-- Set problem --
All the data below goes into the copy word for word, but the pictures don't.

═══ Data excerpts ═══

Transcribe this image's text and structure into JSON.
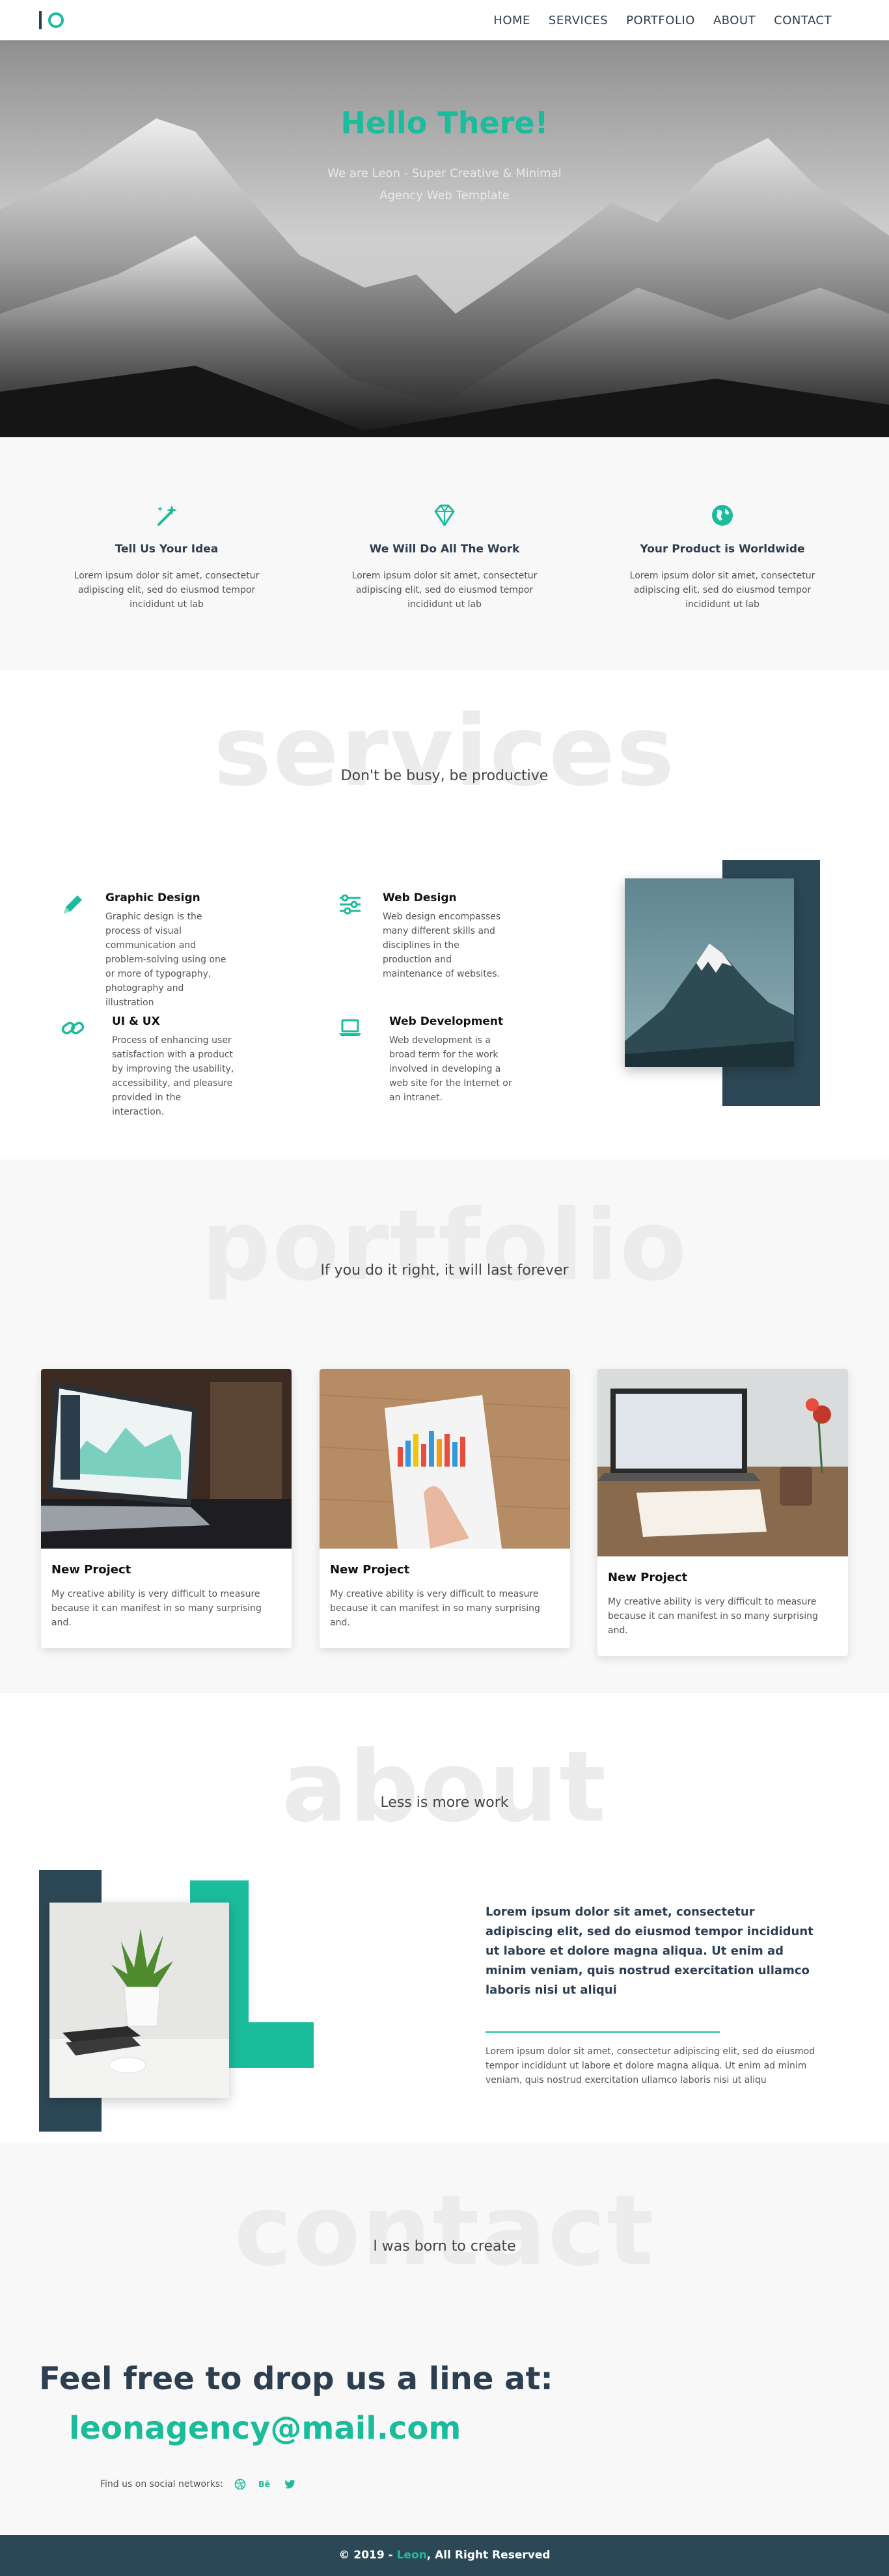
{
  "nav": {
    "items": [
      "HOME",
      "SERVICES",
      "PORTFOLIO",
      "ABOUT",
      "CONTACT"
    ]
  },
  "hero": {
    "title": "Hello There!",
    "subtitle": "We are Leon - Super Creative & Minimal Agency Web Template"
  },
  "features": [
    {
      "icon": "magic-wand-icon",
      "title": "Tell Us Your Idea",
      "text": "Lorem ipsum dolor sit amet, consectetur adipiscing elit, sed do eiusmod tempor incididunt ut lab"
    },
    {
      "icon": "diamond-icon",
      "title": "We Will Do All The Work",
      "text": "Lorem ipsum dolor sit amet, consectetur adipiscing elit, sed do eiusmod tempor incididunt ut lab"
    },
    {
      "icon": "globe-icon",
      "title": "Your Product is Worldwide",
      "text": "Lorem ipsum dolor sit amet, consectetur adipiscing elit, sed do eiusmod tempor incididunt ut lab"
    }
  ],
  "services": {
    "bg_title": "services",
    "tagline": "Don't be busy, be productive",
    "items": [
      {
        "icon": "pencil-icon",
        "title": "Graphic Design",
        "text": "Graphic design is the process of visual communication and problem-solving using one or more of typography, photography and illustration"
      },
      {
        "icon": "sliders-icon",
        "title": "Web Design",
        "text": "Web design encompasses many different skills and disciplines in the production and maintenance of websites."
      },
      {
        "icon": "link-icon",
        "title": "UI & UX",
        "text": "Process of enhancing user satisfaction with a product by improving the usability, accessibility, and pleasure provided in the interaction."
      },
      {
        "icon": "laptop-icon",
        "title": "Web Development",
        "text": "Web development is a broad term for the work involved in developing a web site for the Internet or an intranet."
      }
    ]
  },
  "portfolio": {
    "bg_title": "portfolio",
    "tagline": "If you do it right, it will last forever",
    "cards": [
      {
        "title": "New Project",
        "text": "My creative ability is very difficult to measure because it can manifest in so many surprising and."
      },
      {
        "title": "New Project",
        "text": "My creative ability is very difficult to measure because it can manifest in so many surprising and."
      },
      {
        "title": "New Project",
        "text": "My creative ability is very difficult to measure because it can manifest in so many surprising and."
      }
    ]
  },
  "about": {
    "bg_title": "about",
    "tagline": "Less is more work",
    "bold_text": "Lorem ipsum dolor sit amet, consectetur adipiscing elit, sed do eiusmod tempor incididunt ut labore et dolore magna aliqua. Ut enim ad minim veniam, quis nostrud exercitation ullamco laboris nisi ut aliqui",
    "text": "Lorem ipsum dolor sit amet, consectetur adipiscing elit, sed do eiusmod tempor incididunt ut labore et dolore magna aliqua. Ut enim ad minim veniam, quis nostrud exercitation ullamco laboris nisi ut aliqu"
  },
  "contact": {
    "bg_title": "contact",
    "tagline": "I was born to create",
    "heading": "Feel free to drop us a line at:",
    "email": "leonagency@mail.com",
    "social_label": "Find us on social networks:",
    "socials": [
      "dribbble-icon",
      "behance-icon",
      "twitter-icon"
    ]
  },
  "footer": {
    "prefix": "© 2019 - ",
    "brand": "Leon",
    "suffix": ", All Right Reserved"
  },
  "colors": {
    "accent": "#1abc9c",
    "dark": "#2c4856"
  }
}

═══

-- Correct result --
Transcribe this image's text and structure into JSON.
{
  "nav": {
    "items": [
      "HOME",
      "SERVICES",
      "PORTFOLIO",
      "ABOUT",
      "CONTACT"
    ]
  },
  "hero": {
    "title": "Hello There!",
    "subtitle": "We are Leon - Super Creative & Minimal Agency Web Template"
  },
  "features": [
    {
      "icon": "magic-wand-icon",
      "title": "Tell Us Your Idea",
      "text": "Lorem ipsum dolor sit amet, consectetur adipiscing elit, sed do eiusmod tempor incididunt ut lab"
    },
    {
      "icon": "diamond-icon",
      "title": "We Will Do All The Work",
      "text": "Lorem ipsum dolor sit amet, consectetur adipiscing elit, sed do eiusmod tempor incididunt ut lab"
    },
    {
      "icon": "globe-icon",
      "title": "Your Product is Worldwide",
      "text": "Lorem ipsum dolor sit amet, consectetur adipiscing elit, sed do eiusmod tempor incididunt ut lab"
    }
  ],
  "services": {
    "bg_title": "services",
    "tagline": "Don't be busy, be productive",
    "items": [
      {
        "icon": "pencil-icon",
        "title": "Graphic Design",
        "text": "Graphic design is the process of visual communication and problem-solving using one or more of typography, photography and illustration"
      },
      {
        "icon": "sliders-icon",
        "title": "Web Design",
        "text": "Web design encompasses many different skills and disciplines in the production and maintenance of websites."
      },
      {
        "icon": "link-icon",
        "title": "UI & UX",
        "text": "Process of enhancing user satisfaction with a product by improving the usability, accessibility, and pleasure provided in the interaction."
      },
      {
        "icon": "laptop-icon",
        "title": "Web Development",
        "text": "Web development is a broad term for the work involved in developing a web site for the Internet or an intranet."
      }
    ]
  },
  "portfolio": {
    "bg_title": "portfolio",
    "tagline": "If you do it right, it will last forever",
    "cards": [
      {
        "title": "New Project",
        "text": "My creative ability is very difficult to measure because it can manifest in so many surprising and."
      },
      {
        "title": "New Project",
        "text": "My creative ability is very difficult to measure because it can manifest in so many surprising and."
      },
      {
        "title": "New Project",
        "text": "My creative ability is very difficult to measure because it can manifest in so many surprising and."
      }
    ]
  },
  "about": {
    "bg_title": "about",
    "tagline": "Less is more work",
    "bold_text": "Lorem ipsum dolor sit amet, consectetur adipiscing elit, sed do eiusmod tempor incididunt ut labore et dolore magna aliqua. Ut enim ad minim veniam, quis nostrud exercitation ullamco laboris nisi ut aliqui",
    "text": "Lorem ipsum dolor sit amet, consectetur adipiscing elit, sed do eiusmod tempor incididunt ut labore et dolore magna aliqua. Ut enim ad minim veniam, quis nostrud exercitation ullamco laboris nisi ut aliqu"
  },
  "contact": {
    "bg_title": "contact",
    "tagline": "I was born to create",
    "heading": "Feel free to drop us a line at:",
    "email": "leonagency@mail.com",
    "social_label": "Find us on social networks:",
    "socials": [
      "dribbble-icon",
      "behance-icon",
      "twitter-icon"
    ]
  },
  "footer": {
    "prefix": "© 2019 - ",
    "brand": "Leon",
    "suffix": ", All Right Reserved"
  },
  "colors": {
    "accent": "#1abc9c",
    "dark": "#2c4856"
  }
}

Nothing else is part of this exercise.